EXERCISE OBJECTIVE
Beginning with the line that contains "Transcribe the text in this document.", copy each subsequent line of the data below through the last one, including both ends but not the pictures.

ENTRIES SUPPLIED

⁂

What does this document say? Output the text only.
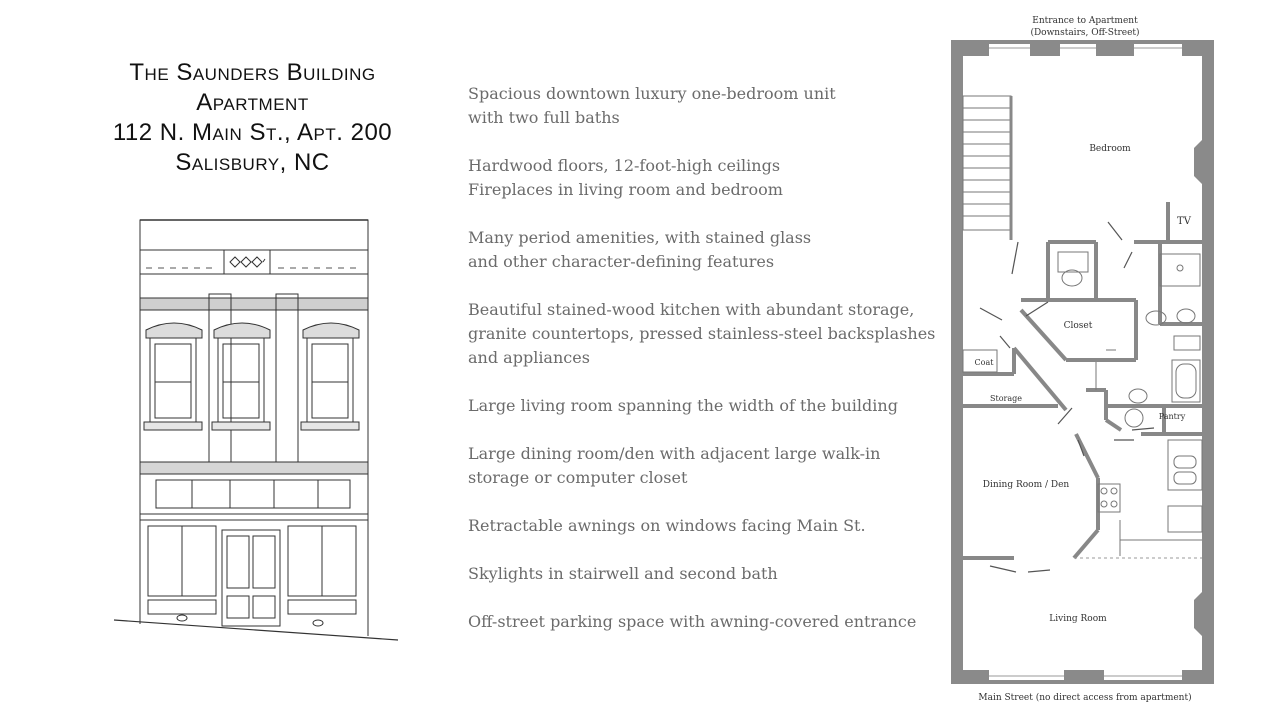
The Saunders Building
Apartment
112 N. Main St., Apt. 200
Salisbury, NC
Spacious downtown luxury one-bedroom unit
with two full baths
Hardwood floors, 12-foot-high ceilings
Fireplaces in living room and bedroom
Many period amenities, with stained glass
and other character-defining features
Beautiful stained-wood kitchen with abundant storage,
granite countertops, pressed stainless-steel backsplashes
and appliances
Large living room spanning the width of the building
Large dining room/den with adjacent large walk-in
storage or computer closet
Retractable awnings on windows facing Main St.
Skylights in stairwell and second bath
Off-street parking space with awning-covered entrance
Entrance to Apartment
(Downstairs, Off-Street)
Bedroom
TV
Closet
Coat
Storage
Pantry
Dining Room / Den
Living Room
Main Street (no direct access from apartment)
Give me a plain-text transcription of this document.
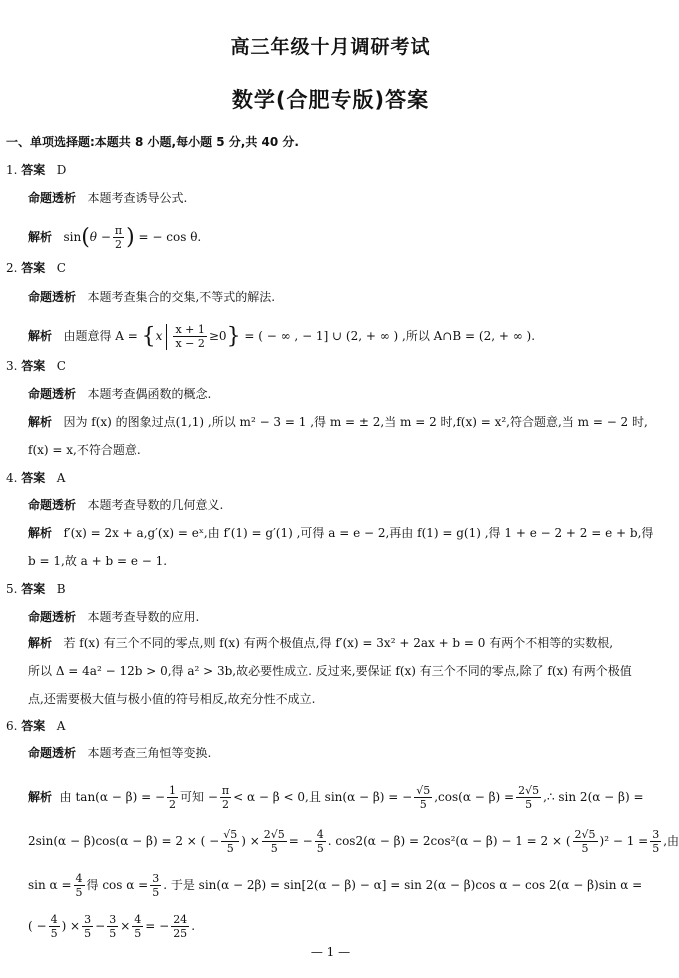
高三年级十月调研考试
数学(合肥专版)答案
一、单项选择题:本题共 8 小题,每小题 5 分,共 40 分.
1. 答案 D
命题透析 本题考查诱导公式.
解析 $\sin(\theta - \frac{\pi}{2}$ ) = − cos θ.
2. 答案 C
命题透析 本题考查集合的交集,不等式的解法.
解析 由题意得 $A = \{x \frac{x + 1}{x - 2} \ge 0\}$ = ( − ∞ , − 1] ∪ (2, + ∞ ) ,所以 A∩B = (2, + ∞ ).
3. 答案 C
命题透析 本题考查偶函数的概念.
解析 因为 f(x) 的图象过点(1,1) ,所以 m² − 3 = 1 ,得 m = ± 2,当 m = 2 时,f(x) = x²,符合题意,当 m = − 2 时,
f(x) = x,不符合题意.
4. 答案 A
命题透析 本题考查导数的几何意义.
解析 f′(x) = 2x + a,g′(x) = eˣ,由 f′(1) = g′(1) ,可得 a = e − 2,再由 f(1) = g(1) ,得 1 + e − 2 + 2 = e + b,得
b = 1,故 a + b = e − 1.
5. 答案 B
命题透析 本题考查导数的应用.
解析 若 f(x) 有三个不同的零点,则 f(x) 有两个极值点,得 f′(x) = 3x² + 2ax + b = 0 有两个不相等的实数根,
所以 Δ = 4a² − 12b > 0,得 a² > 3b,故必要性成立. 反过来,要保证 f(x) 有三个不同的零点,除了 f(x) 有两个极值
点,还需要极大值与极小值的符号相反,故充分性不成立.
6. 答案 A
命题透析 本题考查三角恒等变换.
解析 由 tan(α − β) = − $\frac{1}{2}$ 可知 − $\frac{\pi}{2} < \alpha - \beta < 0$,且 sin(α − β) = − $\frac{√5}{5} ,\cos(\alpha - \beta) = \frac{2√5}{5}$ ,∴ sin 2(α − β) =
2sin(α − β)cos(α − β) = 2 × ( − $\frac{√5}{5}$ ) × $\frac{2√5}{5}$ = − $\frac{4}{5}$ . cos2(α − β) = 2cos²(α − β) − 1 = 2 × ( $\frac{2√5}{5} )^2 - 1 = \frac{3}{5}$ ,由
$\sin \alpha = \frac{4}{5}$ 得 $\cos \alpha = \frac{3}{5}$ . 于是 sin(α − 2β) = sin[2(α − β) − α] = sin 2(α − β)cos α − cos 2(α − β)sin α =
( − $\frac{4}{5}$ ) × $\frac{3}{5} - \frac{3}{5} \times \frac{4}{5}$ = − $\frac{24}{25}$ .
— 1 —
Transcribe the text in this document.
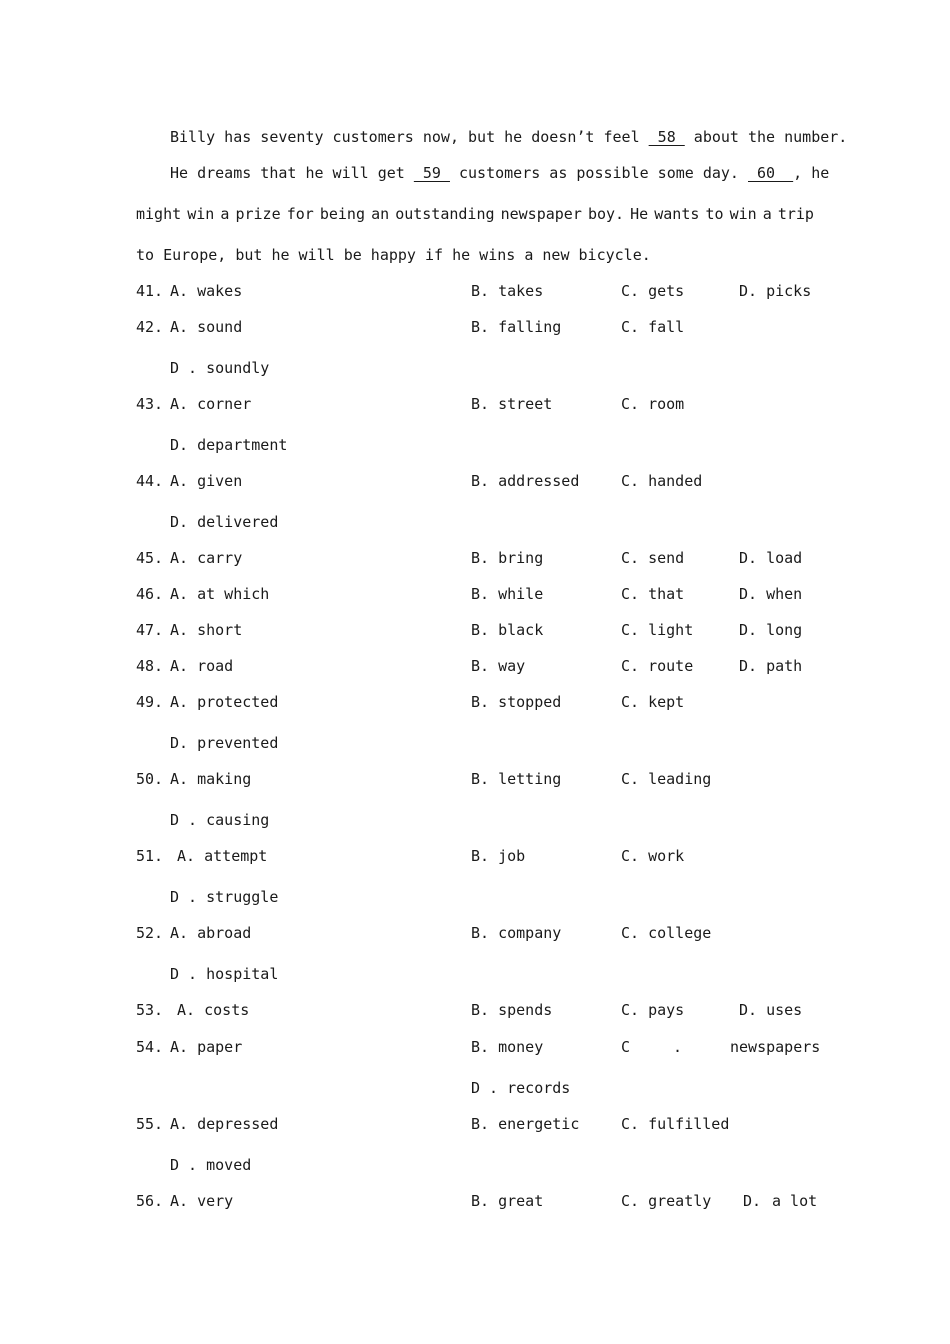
Billy has seventy customers now, but he doesn’t feel  58  about the number.
He dreams that he will get  59  customers as possible some day.  60  , he
might win a prize for being an outstanding newspaper boy. He wants to win a trip
to Europe, but he will be happy if he wins a new bicycle.
41. A. wakes	B. takes	C. gets	D. picks
42. A. sound	B. falling	C. fall
D . soundly
43. A. corner	B. street	C. room
D. department
44. A. given	B. addressed	C. handed
D. delivered
45. A. carry	B. bring	C. send	D. load
46. A. at which	B. while	C. that	D. when
47. A. short	B. black	C. light	D. long
48. A. road	B. way	C. route	D. path
49. A. protected	B. stopped	C. kept
D. prevented
50. A. making	B. letting	C. leading
D . causing
51. A. attempt	B. job	C. work
D . struggle
52. A. abroad	B. company	C. college
D . hospital
53. A. costs	B. spends	C. pays	D. uses
54. A. paper	B. money	C	.	newspapers
D . records
55. A. depressed	B. energetic	C. fulfilled
D . moved
56. A. very	B. great	C. greatly D. a lot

⁂

RESPONSE BELOW
Transcribe the text in this document.
Billy has seventy customers now, but he doesn’t feel  58  about the number.
He dreams that he will get  59  customers as possible some day.  60  , he
might win a prize for being an outstanding newspaper boy. He wants to win a trip
to Europe, but he will be happy if he wins a new bicycle.
41. A. wakes	B. takes	C. gets	D. picks
42. A. sound	B. falling	C. fall
D . soundly
43. A. corner	B. street	C. room
D. department
44. A. given	B. addressed	C. handed
D. delivered
45. A. carry	B. bring	C. send	D. load
46. A. at which	B. while	C. that	D. when
47. A. short	B. black	C. light	D. long
48. A. road	B. way	C. route	D. path
49. A. protected	B. stopped	C. kept
D. prevented
50. A. making	B. letting	C. leading
D . causing
51. A. attempt	B. job	C. work
D . struggle
52. A. abroad	B. company	C. college
D . hospital
53. A. costs	B. spends	C. pays	D. uses
54. A. paper	B. money	C	.	newspapers
D . records
55. A. depressed	B. energetic	C. fulfilled
D . moved
56. A. very	B. great	C. greatly D. a lot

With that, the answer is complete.